- [ENTRIES]:
• • • •

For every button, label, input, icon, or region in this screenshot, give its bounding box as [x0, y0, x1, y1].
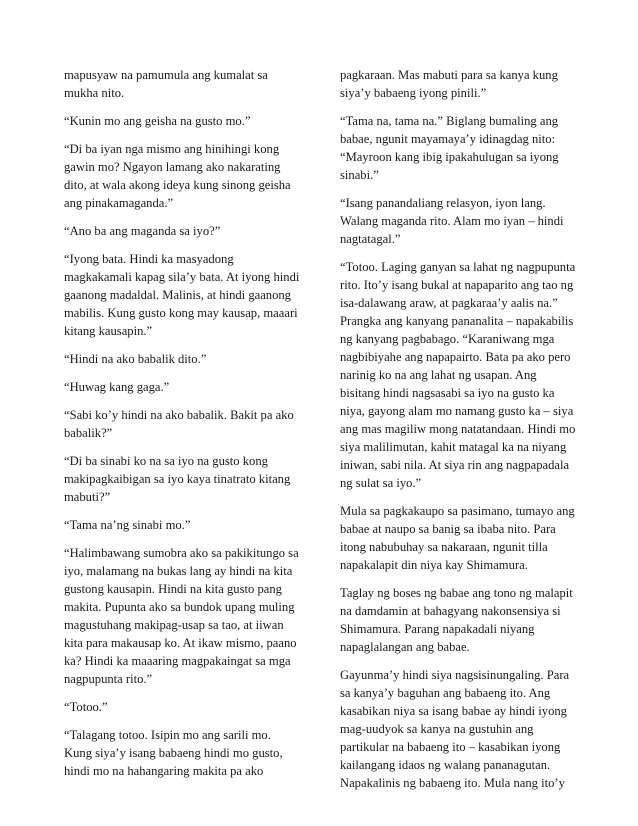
paragraph: “Huwag kang gaga.” [64, 380, 170, 394]
paragraph: Mula sa pagkakaupo sa pasimano, tumayo ang babae at naupo sa banig sa ibaba nito. Para itong nabubuhay sa nakaraan, ngunit tilla napakalapit din niya kay Shimamura. [340, 504, 575, 572]
paragraph: “Ano ba ang maganda sa iyo?” [64, 224, 221, 238]
paragraph: “Talagang totoo. Isipin mo ang sarili mo. Kung siya’y isang babaeng hindi mo gusto, hindi mo na hahangaring makita pa ako [64, 728, 283, 778]
paragraph: “Tama na, tama na.” Biglang bumaling ang babae, ngunit mayamaya’y idinagdag nito: “Mayroon kang ibig ipakahulugan sa iyong sinabi.” [340, 114, 559, 182]
paragraph: mapusyaw na pamumula ang kumalat sa mukha nito. [64, 68, 268, 100]
paragraph: “Iyong bata. Hindi ka masyadong magkakamali kapag sila’y bata. At iyong hindi gaanong madaldal. Malinis, at hindi gaanong mabilis. Kung gusto kong may kausap, maaari kitang kausapin.” [64, 252, 300, 338]
paragraph: Taglay ng boses ng babae ang tono ng malapit na damdamin at bahagyang nakonsensiya si Shimamura. Parang napakadali niyang napaglalangan ang babae. [340, 586, 573, 654]
paragraph: “Totoo.” [64, 700, 108, 714]
paragraph: “Halimbawang sumobra ako sa pakikitungo sa iyo, malamang na bukas lang ay hindi na kita gustong kausapin. Hindi na kita gusto pang makita. Pupunta ako sa bundok upang muling magustuhang makipag-usap sa tao, at iiwan kita para makausap ko. At ikaw mismo, paano ka? Hindi ka maaaring magpakaingat sa mga nagpupunta rito.” [64, 546, 299, 686]
paragraph: “Di ba sinabi ko na sa iyo na gusto kong makipagkaibigan sa iyo kaya tinatrato kitang mabuti?” [64, 454, 291, 504]
paragraph: “Tama na’ng sinabi mo.” [64, 518, 191, 532]
paragraph: “Sabi ko’y hindi na ako babalik. Bakit pa ako babalik?” [64, 408, 294, 440]
paragraph: “Di ba iyan nga mismo ang hinihingi kong gawin mo? Ngayon lamang ako nakarating dito, at wala akong ideya kung sinong geisha ang pinakamaganda.” [64, 142, 291, 210]
left-column [64, 66, 304, 790]
paragraph: “Hindi na ako babalik dito.” [64, 352, 207, 366]
paragraph: “Totoo. Laging ganyan sa lahat ng nagpupunta rito. Ito’y isang bukal at napaparito ang tao ng isa-dalawang araw, at pagkaraa’y aalis na.” Prangka ang kanyang pananalita – napakabilis ng kanyang pagbabago. “Karaniwang mga nagbibiyahe ang napapairto. Bata pa ako pero narinig ko na ang lahat ng usapan. Ang bisitang hindi nagsasabi sa iyo na gusto ka niya, gayong alam mo namang gusto ka – siya ang mas magiliw mong natatandaan. Hindi mo siya malilimutan, kahit matagal ka na niyang iniwan, sabi nila. At siya rin ang nagpapadala ng sulat sa iyo.” [340, 260, 576, 490]
paragraph: “Kunin mo ang geisha na gusto mo.” [64, 114, 251, 128]
paragraph: “Isang panandaliang relasyon, iyon lang. Walang maganda rito. Alam mo iyan – hindi nagtatagal.” [340, 196, 564, 246]
right-column [340, 66, 580, 802]
paragraph: pagkaraan. Mas mabuti para sa kanya kung siya’y babaeng iyong pinili.” [340, 68, 558, 100]
paragraph: Gayunma’y hindi siya nagsisinungaling. Para sa kanya’y baguhan ang babaeng ito. Ang kasabikan niya sa isang babae ay hindi iyong mag-uudyok sa kanya na gustuhin ang partikular na babaeng ito – kasabikan iyong kailangang idaos ng walang pananagutan. Napakalinis ng babaeng ito. Mula nang ito’y [340, 668, 570, 790]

• • • •

- [PROBLEM DETAILS]: Render everything from the line containing "380, 170, 394]" down to the line containing "408, 294, 440]", both included, as a Markdown table with the columns Number and Line. Number each row and leave out any blank lines.

- [REPLY TO THE EXERCISE]:
| Number | Line |
|---|---|
| 1 | paragraph: “Huwag kang gaga.” [64, 380, 170, 394] |
| 2 | paragraph: Mula sa pagkakaupo sa pasimano, tumayo ang babae at naupo sa banig sa ibaba nito. Para itong nabubuhay sa nakaraan, ngunit tilla napakalapit din niya kay Shimamura. [340, 504, 575, 572] |
| 3 | paragraph: “Ano ba ang maganda sa iyo?” [64, 224, 221, 238] |
| 4 | paragraph: “Talagang totoo. Isipin mo ang sarili mo. Kung siya’y isang babaeng hindi mo gusto, hindi mo na hahangaring makita pa ako [64, 728, 283, 778] |
| 5 | paragraph: “Tama na, tama na.” Biglang bumaling ang babae, ngunit mayamaya’y idinagdag nito: “Mayroon kang ibig ipakahulugan sa iyong sinabi.” [340, 114, 559, 182] |
| 6 | paragraph: mapusyaw na pamumula ang kumalat sa mukha nito. [64, 68, 268, 100] |
| 7 | paragraph: “Iyong bata. Hindi ka masyadong magkakamali kapag sila’y bata. At iyong hindi gaanong madaldal. Malinis, at hindi gaanong mabilis. Kung gusto kong may kausap, maaari kitang kausapin.” [64, 252, 300, 338] |
| 8 | paragraph: Taglay ng boses ng babae ang tono ng malapit na damdamin at bahagyang nakonsensiya si Shimamura. Parang napakadali niyang napaglalangan ang babae. [340, 586, 573, 654] |
| 9 | paragraph: “Totoo.” [64, 700, 108, 714] |
| 10 | paragraph: “Halimbawang sumobra ako sa pakikitungo sa iyo, malamang na bukas lang ay hindi na kita gustong kausapin. Hindi na kita gusto pang makita. Pupunta ako sa bundok upang muling magustuhang makipag-usap sa tao, at iiwan kita para makausap ko. At ikaw mismo, paano ka? Hindi ka maaaring magpakaingat sa mga nagpupunta rito.” [64, 546, 299, 686] |
| 11 | paragraph: “Di ba sinabi ko na sa iyo na gusto kong makipagkaibigan sa iyo kaya tinatrato kitang mabuti?” [64, 454, 291, 504] |
| 12 | paragraph: “Tama na’ng sinabi mo.” [64, 518, 191, 532] |
| 13 | paragraph: “Sabi ko’y hindi na ako babalik. Bakit pa ako babalik?” [64, 408, 294, 440] |